Task directions
Show each line of the data below that has the string "Tangerang" in it.

Data records
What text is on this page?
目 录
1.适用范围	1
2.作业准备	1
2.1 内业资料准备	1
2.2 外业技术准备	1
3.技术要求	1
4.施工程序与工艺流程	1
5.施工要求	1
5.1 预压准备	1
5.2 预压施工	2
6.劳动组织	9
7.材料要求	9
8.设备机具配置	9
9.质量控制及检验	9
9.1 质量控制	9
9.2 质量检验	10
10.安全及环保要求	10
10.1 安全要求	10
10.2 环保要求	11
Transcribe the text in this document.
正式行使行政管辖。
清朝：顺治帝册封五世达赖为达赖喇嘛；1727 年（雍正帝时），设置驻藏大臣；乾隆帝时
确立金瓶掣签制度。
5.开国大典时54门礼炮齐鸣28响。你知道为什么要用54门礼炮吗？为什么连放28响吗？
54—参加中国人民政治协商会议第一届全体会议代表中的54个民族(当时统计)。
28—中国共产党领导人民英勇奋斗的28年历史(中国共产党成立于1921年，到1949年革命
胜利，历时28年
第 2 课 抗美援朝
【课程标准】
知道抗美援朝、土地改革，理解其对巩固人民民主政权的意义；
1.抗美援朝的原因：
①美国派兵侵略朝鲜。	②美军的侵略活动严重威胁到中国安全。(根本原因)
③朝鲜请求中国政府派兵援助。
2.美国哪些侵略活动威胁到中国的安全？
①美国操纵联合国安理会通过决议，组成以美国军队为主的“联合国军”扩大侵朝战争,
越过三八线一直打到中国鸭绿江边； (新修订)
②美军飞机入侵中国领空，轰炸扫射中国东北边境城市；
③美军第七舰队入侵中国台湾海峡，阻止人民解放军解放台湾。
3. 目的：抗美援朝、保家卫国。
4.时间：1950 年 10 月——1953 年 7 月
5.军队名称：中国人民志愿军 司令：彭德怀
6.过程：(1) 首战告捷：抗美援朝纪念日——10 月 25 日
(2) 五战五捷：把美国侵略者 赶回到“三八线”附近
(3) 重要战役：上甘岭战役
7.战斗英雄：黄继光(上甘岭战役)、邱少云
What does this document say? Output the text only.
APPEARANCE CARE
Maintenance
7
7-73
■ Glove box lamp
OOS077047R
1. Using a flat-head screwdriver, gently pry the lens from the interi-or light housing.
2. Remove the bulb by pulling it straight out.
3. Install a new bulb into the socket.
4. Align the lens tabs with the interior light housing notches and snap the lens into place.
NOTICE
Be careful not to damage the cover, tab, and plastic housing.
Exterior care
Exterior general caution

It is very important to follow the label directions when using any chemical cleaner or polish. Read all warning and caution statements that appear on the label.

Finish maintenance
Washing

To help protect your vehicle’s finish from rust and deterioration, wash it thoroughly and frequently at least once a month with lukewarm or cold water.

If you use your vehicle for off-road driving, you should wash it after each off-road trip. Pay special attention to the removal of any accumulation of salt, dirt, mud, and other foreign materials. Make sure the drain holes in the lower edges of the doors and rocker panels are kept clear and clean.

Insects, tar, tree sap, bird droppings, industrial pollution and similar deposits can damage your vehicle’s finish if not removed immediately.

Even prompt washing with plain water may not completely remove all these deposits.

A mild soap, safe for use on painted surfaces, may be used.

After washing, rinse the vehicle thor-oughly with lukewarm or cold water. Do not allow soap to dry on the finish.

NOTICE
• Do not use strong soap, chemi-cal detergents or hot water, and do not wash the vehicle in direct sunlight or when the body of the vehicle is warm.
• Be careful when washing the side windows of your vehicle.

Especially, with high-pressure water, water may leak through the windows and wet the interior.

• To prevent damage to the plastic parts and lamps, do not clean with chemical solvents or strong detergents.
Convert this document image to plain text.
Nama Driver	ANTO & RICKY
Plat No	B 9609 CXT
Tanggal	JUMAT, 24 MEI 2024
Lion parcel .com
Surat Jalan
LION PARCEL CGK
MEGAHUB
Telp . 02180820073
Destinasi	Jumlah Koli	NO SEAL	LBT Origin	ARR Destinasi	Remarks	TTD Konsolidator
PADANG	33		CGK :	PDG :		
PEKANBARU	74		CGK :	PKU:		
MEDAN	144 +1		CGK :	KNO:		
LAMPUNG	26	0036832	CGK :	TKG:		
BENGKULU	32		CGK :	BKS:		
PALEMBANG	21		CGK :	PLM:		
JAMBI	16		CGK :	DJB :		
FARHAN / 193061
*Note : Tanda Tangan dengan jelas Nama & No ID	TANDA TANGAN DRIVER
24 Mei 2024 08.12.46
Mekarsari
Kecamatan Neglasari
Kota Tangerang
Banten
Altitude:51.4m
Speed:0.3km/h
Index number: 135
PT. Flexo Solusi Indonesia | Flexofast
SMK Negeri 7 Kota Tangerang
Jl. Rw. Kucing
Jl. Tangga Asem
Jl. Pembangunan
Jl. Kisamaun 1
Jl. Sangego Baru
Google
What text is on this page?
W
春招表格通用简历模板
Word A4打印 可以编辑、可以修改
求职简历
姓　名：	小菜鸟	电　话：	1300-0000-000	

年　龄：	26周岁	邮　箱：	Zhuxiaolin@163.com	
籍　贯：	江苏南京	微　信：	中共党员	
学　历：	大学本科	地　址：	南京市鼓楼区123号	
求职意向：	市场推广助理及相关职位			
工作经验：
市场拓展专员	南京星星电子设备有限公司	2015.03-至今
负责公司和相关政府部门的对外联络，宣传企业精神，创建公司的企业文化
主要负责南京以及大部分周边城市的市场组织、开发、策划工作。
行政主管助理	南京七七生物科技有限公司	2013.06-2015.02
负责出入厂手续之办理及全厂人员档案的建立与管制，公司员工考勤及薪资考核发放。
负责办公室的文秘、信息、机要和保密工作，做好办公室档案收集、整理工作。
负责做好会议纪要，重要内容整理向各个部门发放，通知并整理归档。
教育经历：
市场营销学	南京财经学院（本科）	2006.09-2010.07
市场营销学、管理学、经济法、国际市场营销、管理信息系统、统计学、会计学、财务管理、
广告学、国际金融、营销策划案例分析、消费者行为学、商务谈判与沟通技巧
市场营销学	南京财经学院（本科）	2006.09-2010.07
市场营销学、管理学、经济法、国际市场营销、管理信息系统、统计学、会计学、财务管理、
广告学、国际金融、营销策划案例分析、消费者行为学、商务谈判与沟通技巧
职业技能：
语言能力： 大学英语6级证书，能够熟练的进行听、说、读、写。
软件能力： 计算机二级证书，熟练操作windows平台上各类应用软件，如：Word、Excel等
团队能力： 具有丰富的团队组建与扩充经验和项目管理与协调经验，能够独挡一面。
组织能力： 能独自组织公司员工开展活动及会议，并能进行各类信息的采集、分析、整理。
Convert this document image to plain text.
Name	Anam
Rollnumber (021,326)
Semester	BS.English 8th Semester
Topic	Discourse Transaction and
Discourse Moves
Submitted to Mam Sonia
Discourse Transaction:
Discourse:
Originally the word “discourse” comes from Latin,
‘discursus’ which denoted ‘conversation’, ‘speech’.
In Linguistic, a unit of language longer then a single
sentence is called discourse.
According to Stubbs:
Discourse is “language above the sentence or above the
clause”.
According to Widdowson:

Reply
Kota Tangerang
SMK Negeri 7 Kota Tangerang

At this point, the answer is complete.